### Data entries:

++++++++

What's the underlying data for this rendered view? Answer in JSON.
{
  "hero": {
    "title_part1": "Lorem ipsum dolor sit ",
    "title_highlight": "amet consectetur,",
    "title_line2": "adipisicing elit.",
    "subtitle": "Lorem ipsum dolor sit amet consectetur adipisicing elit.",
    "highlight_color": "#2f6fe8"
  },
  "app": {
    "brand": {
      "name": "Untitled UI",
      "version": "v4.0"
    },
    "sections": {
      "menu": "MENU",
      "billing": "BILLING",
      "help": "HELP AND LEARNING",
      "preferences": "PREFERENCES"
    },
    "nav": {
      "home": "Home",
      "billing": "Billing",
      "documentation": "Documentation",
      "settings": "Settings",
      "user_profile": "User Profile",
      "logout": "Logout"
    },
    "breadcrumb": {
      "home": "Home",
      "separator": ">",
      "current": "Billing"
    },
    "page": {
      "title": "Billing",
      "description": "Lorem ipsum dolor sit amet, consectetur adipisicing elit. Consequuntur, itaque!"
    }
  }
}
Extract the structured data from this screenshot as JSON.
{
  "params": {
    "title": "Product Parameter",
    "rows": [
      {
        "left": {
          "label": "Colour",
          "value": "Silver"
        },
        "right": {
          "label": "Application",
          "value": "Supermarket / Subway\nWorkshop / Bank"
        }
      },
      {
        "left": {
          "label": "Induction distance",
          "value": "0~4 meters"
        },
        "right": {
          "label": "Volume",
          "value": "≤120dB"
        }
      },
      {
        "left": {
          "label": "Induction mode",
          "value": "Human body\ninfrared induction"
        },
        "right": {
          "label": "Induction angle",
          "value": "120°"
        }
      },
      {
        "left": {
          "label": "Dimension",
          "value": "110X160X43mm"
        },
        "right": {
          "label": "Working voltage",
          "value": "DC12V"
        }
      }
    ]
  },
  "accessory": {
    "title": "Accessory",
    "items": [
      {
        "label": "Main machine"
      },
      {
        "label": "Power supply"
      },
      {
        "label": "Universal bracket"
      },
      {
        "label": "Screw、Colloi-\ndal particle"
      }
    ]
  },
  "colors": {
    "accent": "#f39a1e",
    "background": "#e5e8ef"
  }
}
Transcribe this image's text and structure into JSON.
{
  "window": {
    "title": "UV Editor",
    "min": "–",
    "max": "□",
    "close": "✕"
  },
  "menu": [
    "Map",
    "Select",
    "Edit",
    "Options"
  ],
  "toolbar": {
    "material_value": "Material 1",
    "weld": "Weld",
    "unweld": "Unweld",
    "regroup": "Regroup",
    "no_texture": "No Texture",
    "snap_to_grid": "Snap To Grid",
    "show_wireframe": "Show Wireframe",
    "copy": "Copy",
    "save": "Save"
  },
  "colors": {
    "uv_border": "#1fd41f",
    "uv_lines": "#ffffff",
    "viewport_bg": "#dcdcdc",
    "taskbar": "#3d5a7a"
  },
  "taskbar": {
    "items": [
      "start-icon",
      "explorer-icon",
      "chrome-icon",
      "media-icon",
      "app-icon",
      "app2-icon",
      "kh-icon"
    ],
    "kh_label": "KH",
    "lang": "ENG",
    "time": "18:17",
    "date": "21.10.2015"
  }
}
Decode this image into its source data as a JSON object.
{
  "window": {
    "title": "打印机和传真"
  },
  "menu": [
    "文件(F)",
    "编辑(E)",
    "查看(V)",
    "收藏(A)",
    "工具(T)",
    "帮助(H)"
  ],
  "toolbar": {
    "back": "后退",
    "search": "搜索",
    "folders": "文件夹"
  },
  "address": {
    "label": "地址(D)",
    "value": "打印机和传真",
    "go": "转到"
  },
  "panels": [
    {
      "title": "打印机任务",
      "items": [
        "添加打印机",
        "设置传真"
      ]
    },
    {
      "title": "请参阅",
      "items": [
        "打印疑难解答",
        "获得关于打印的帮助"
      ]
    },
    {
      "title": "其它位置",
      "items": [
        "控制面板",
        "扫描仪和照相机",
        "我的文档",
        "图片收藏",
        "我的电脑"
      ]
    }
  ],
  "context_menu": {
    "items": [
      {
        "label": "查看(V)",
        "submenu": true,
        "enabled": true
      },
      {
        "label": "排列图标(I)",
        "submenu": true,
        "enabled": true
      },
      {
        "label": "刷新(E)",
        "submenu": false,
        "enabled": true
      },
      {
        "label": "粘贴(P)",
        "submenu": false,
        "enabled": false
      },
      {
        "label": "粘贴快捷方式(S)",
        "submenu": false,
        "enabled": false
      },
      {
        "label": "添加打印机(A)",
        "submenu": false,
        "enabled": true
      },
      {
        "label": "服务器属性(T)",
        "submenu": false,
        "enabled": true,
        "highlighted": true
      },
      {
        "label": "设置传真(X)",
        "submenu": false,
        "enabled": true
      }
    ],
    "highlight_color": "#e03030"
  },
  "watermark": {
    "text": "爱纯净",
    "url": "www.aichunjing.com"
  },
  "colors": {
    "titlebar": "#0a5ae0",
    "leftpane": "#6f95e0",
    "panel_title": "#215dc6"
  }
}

++++++++

### PROBLEM DETAILS:
Reproduce the material exactly, with every line intact.

### TASK OUTPUT:
What's the underlying data for this rendered view? Answer in JSON.
{
  "hero": {
    "title_part1": "Lorem ipsum dolor sit ",
    "title_highlight": "amet consectetur,",
    "title_line2": "adipisicing elit.",
    "subtitle": "Lorem ipsum dolor sit amet consectetur adipisicing elit.",
    "highlight_color": "#2f6fe8"
  },
  "app": {
    "brand": {
      "name": "Untitled UI",
      "version": "v4.0"
    },
    "sections": {
      "menu": "MENU",
      "billing": "BILLING",
      "help": "HELP AND LEARNING",
      "preferences": "PREFERENCES"
    },
    "nav": {
      "home": "Home",
      "billing": "Billing",
      "documentation": "Documentation",
      "settings": "Settings",
      "user_profile": "User Profile",
      "logout": "Logout"
    },
    "breadcrumb": {
      "home": "Home",
      "separator": ">",
      "current": "Billing"
    },
    "page": {
      "title": "Billing",
      "description": "Lorem ipsum dolor sit amet, consectetur adipisicing elit. Consequuntur, itaque!"
    }
  }
}
Extract the structured data from this screenshot as JSON.
{
  "params": {
    "title": "Product Parameter",
    "rows": [
      {
        "left": {
          "label": "Colour",
          "value": "Silver"
        },
        "right": {
          "label": "Application",
          "value": "Supermarket / Subway\nWorkshop / Bank"
        }
      },
      {
        "left": {
          "label": "Induction distance",
          "value": "0~4 meters"
        },
        "right": {
          "label": "Volume",
          "value": "≤120dB"
        }
      },
      {
        "left": {
          "label": "Induction mode",
          "value": "Human body\ninfrared induction"
        },
        "right": {
          "label": "Induction angle",
          "value": "120°"
        }
      },
      {
        "left": {
          "label": "Dimension",
          "value": "110X160X43mm"
        },
        "right": {
          "label": "Working voltage",
          "value": "DC12V"
        }
      }
    ]
  },
  "accessory": {
    "title": "Accessory",
    "items": [
      {
        "label": "Main machine"
      },
      {
        "label": "Power supply"
      },
      {
        "label": "Universal bracket"
      },
      {
        "label": "Screw、Colloi-\ndal particle"
      }
    ]
  },
  "colors": {
    "accent": "#f39a1e",
    "background": "#e5e8ef"
  }
}
Transcribe this image's text and structure into JSON.
{
  "window": {
    "title": "UV Editor",
    "min": "–",
    "max": "□",
    "close": "✕"
  },
  "menu": [
    "Map",
    "Select",
    "Edit",
    "Options"
  ],
  "toolbar": {
    "material_value": "Material 1",
    "weld": "Weld",
    "unweld": "Unweld",
    "regroup": "Regroup",
    "no_texture": "No Texture",
    "snap_to_grid": "Snap To Grid",
    "show_wireframe": "Show Wireframe",
    "copy": "Copy",
    "save": "Save"
  },
  "colors": {
    "uv_border": "#1fd41f",
    "uv_lines": "#ffffff",
    "viewport_bg": "#dcdcdc",
    "taskbar": "#3d5a7a"
  },
  "taskbar": {
    "items": [
      "start-icon",
      "explorer-icon",
      "chrome-icon",
      "media-icon",
      "app-icon",
      "app2-icon",
      "kh-icon"
    ],
    "kh_label": "KH",
    "lang": "ENG",
    "time": "18:17",
    "date": "21.10.2015"
  }
}
Decode this image into its source data as a JSON object.
{
  "window": {
    "title": "打印机和传真"
  },
  "menu": [
    "文件(F)",
    "编辑(E)",
    "查看(V)",
    "收藏(A)",
    "工具(T)",
    "帮助(H)"
  ],
  "toolbar": {
    "back": "后退",
    "search": "搜索",
    "folders": "文件夹"
  },
  "address": {
    "label": "地址(D)",
    "value": "打印机和传真",
    "go": "转到"
  },
  "panels": [
    {
      "title": "打印机任务",
      "items": [
        "添加打印机",
        "设置传真"
      ]
    },
    {
      "title": "请参阅",
      "items": [
        "打印疑难解答",
        "获得关于打印的帮助"
      ]
    },
    {
      "title": "其它位置",
      "items": [
        "控制面板",
        "扫描仪和照相机",
        "我的文档",
        "图片收藏",
        "我的电脑"
      ]
    }
  ],
  "context_menu": {
    "items": [
      {
        "label": "查看(V)",
        "submenu": true,
        "enabled": true
      },
      {
        "label": "排列图标(I)",
        "submenu": true,
        "enabled": true
      },
      {
        "label": "刷新(E)",
        "submenu": false,
        "enabled": true
      },
      {
        "label": "粘贴(P)",
        "submenu": false,
        "enabled": false
      },
      {
        "label": "粘贴快捷方式(S)",
        "submenu": false,
        "enabled": false
      },
      {
        "label": "添加打印机(A)",
        "submenu": false,
        "enabled": true
      },
      {
        "label": "服务器属性(T)",
        "submenu": false,
        "enabled": true,
        "highlighted": true
      },
      {
        "label": "设置传真(X)",
        "submenu": false,
        "enabled": true
      }
    ],
    "highlight_color": "#e03030"
  },
  "watermark": {
    "text": "爱纯净",
    "url": "www.aichunjing.com"
  },
  "colors": {
    "titlebar": "#0a5ae0",
    "leftpane": "#6f95e0",
    "panel_title": "#215dc6"
  }
}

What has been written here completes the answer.